▶ [Work instructions]
Would you write out the listing verbatim and skip every picture in it?

▶ [Given records]
☆ ☆ ☆ ☆

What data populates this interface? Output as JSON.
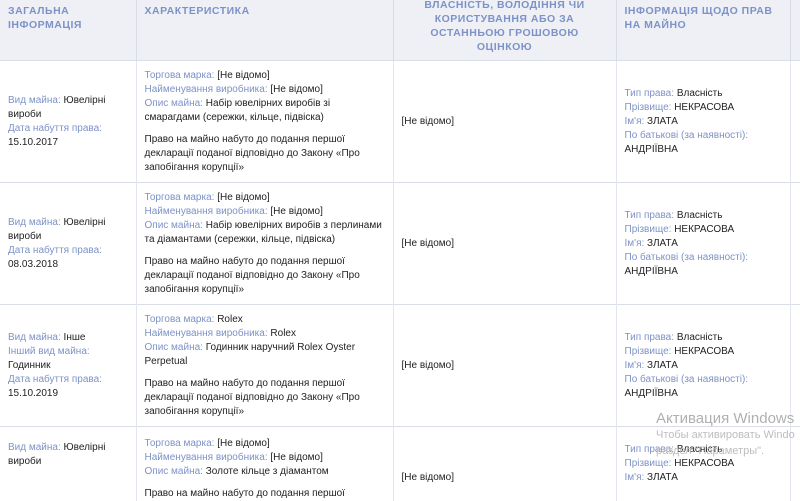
{
  "headers": {
    "general": "Загальна інформація",
    "characteristics": "Характеристика",
    "value": "власність, володіння чи користування або за останньою грошовою оцінкою",
    "rights": "Інформація щодо прав на майно"
  },
  "labels": {
    "property_type": "Вид майна:",
    "other_type": "Інший вид майна:",
    "acquired_date": "Дата набуття права:",
    "brand": "Торгова марка:",
    "manufacturer": "Найменування виробника:",
    "description": "Опис майна:",
    "right_type": "Тип права:",
    "surname": "Прізвище:",
    "name": "Ім'я:",
    "patronymic": "По батькові (за наявності):"
  },
  "rows": [
    {
      "property_type": "Ювелірні вироби",
      "acquired_date": "15.10.2017",
      "brand": "[Не відомо]",
      "manufacturer": "[Не відомо]",
      "description": "Набір ювелірних виробів зі смарагдами (сережки, кільце, підвіска)",
      "note": "Право на майно набуто до подання першої декларації поданої відповідно до Закону «Про запобігання корупції»",
      "value": "[Не відомо]",
      "right_type": "Власність",
      "surname": "НЕКРАСОВА",
      "name": "ЗЛАТА",
      "patronymic": "АНДРІЇВНА"
    },
    {
      "property_type": "Ювелірні вироби",
      "acquired_date": "08.03.2018",
      "brand": "[Не відомо]",
      "manufacturer": "[Не відомо]",
      "description": "Набір ювелірних виробів з перлинами та діамантами (сережки, кільце, підвіска)",
      "note": "Право на майно набуто до подання першої декларації поданої відповідно до Закону «Про запобігання корупції»",
      "value": "[Не відомо]",
      "right_type": "Власність",
      "surname": "НЕКРАСОВА",
      "name": "ЗЛАТА",
      "patronymic": "АНДРІЇВНА"
    },
    {
      "property_type": "Інше",
      "other_type": "Годинник",
      "acquired_date": "15.10.2019",
      "brand": "Rolex",
      "manufacturer": "Rolex",
      "description": "Годинник наручний Rolex Oyster Perpetual",
      "note": "Право на майно набуто до подання першої декларації поданої відповідно до Закону «Про запобігання корупції»",
      "value": "[Не відомо]",
      "right_type": "Власність",
      "surname": "НЕКРАСОВА",
      "name": "ЗЛАТА",
      "patronymic": "АНДРІЇВНА"
    },
    {
      "property_type": "Ювелірні вироби",
      "brand": "[Не відомо]",
      "manufacturer": "[Не відомо]",
      "description": "Золоте кільце з діамантом",
      "note": "Право на майно набуто до подання першої",
      "value": "[Не відомо]",
      "right_type": "Власність",
      "surname": "НЕКРАСОВА",
      "name": "ЗЛАТА"
    }
  ],
  "watermark": {
    "title": "Активация Windows",
    "line1": "Чтобы активировать Windo",
    "line2": "раздел \"Параметры\"."
  }
}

☆ ☆ ☆ ☆

▶ [Output for this exercise]
What data populates this interface? Output as JSON.
{
  "headers": {
    "general": "Загальна інформація",
    "characteristics": "Характеристика",
    "value": "власність, володіння чи користування або за останньою грошовою оцінкою",
    "rights": "Інформація щодо прав на майно"
  },
  "labels": {
    "property_type": "Вид майна:",
    "other_type": "Інший вид майна:",
    "acquired_date": "Дата набуття права:",
    "brand": "Торгова марка:",
    "manufacturer": "Найменування виробника:",
    "description": "Опис майна:",
    "right_type": "Тип права:",
    "surname": "Прізвище:",
    "name": "Ім'я:",
    "patronymic": "По батькові (за наявності):"
  },
  "rows": [
    {
      "property_type": "Ювелірні вироби",
      "acquired_date": "15.10.2017",
      "brand": "[Не відомо]",
      "manufacturer": "[Не відомо]",
      "description": "Набір ювелірних виробів зі смарагдами (сережки, кільце, підвіска)",
      "note": "Право на майно набуто до подання першої декларації поданої відповідно до Закону «Про запобігання корупції»",
      "value": "[Не відомо]",
      "right_type": "Власність",
      "surname": "НЕКРАСОВА",
      "name": "ЗЛАТА",
      "patronymic": "АНДРІЇВНА"
    },
    {
      "property_type": "Ювелірні вироби",
      "acquired_date": "08.03.2018",
      "brand": "[Не відомо]",
      "manufacturer": "[Не відомо]",
      "description": "Набір ювелірних виробів з перлинами та діамантами (сережки, кільце, підвіска)",
      "note": "Право на майно набуто до подання першої декларації поданої відповідно до Закону «Про запобігання корупції»",
      "value": "[Не відомо]",
      "right_type": "Власність",
      "surname": "НЕКРАСОВА",
      "name": "ЗЛАТА",
      "patronymic": "АНДРІЇВНА"
    },
    {
      "property_type": "Інше",
      "other_type": "Годинник",
      "acquired_date": "15.10.2019",
      "brand": "Rolex",
      "manufacturer": "Rolex",
      "description": "Годинник наручний Rolex Oyster Perpetual",
      "note": "Право на майно набуто до подання першої декларації поданої відповідно до Закону «Про запобігання корупції»",
      "value": "[Не відомо]",
      "right_type": "Власність",
      "surname": "НЕКРАСОВА",
      "name": "ЗЛАТА",
      "patronymic": "АНДРІЇВНА"
    },
    {
      "property_type": "Ювелірні вироби",
      "brand": "[Не відомо]",
      "manufacturer": "[Не відомо]",
      "description": "Золоте кільце з діамантом",
      "note": "Право на майно набуто до подання першої",
      "value": "[Не відомо]",
      "right_type": "Власність",
      "surname": "НЕКРАСОВА",
      "name": "ЗЛАТА"
    }
  ],
  "watermark": {
    "title": "Активация Windows",
    "line1": "Чтобы активировать Windo",
    "line2": "раздел \"Параметры\"."
  }
}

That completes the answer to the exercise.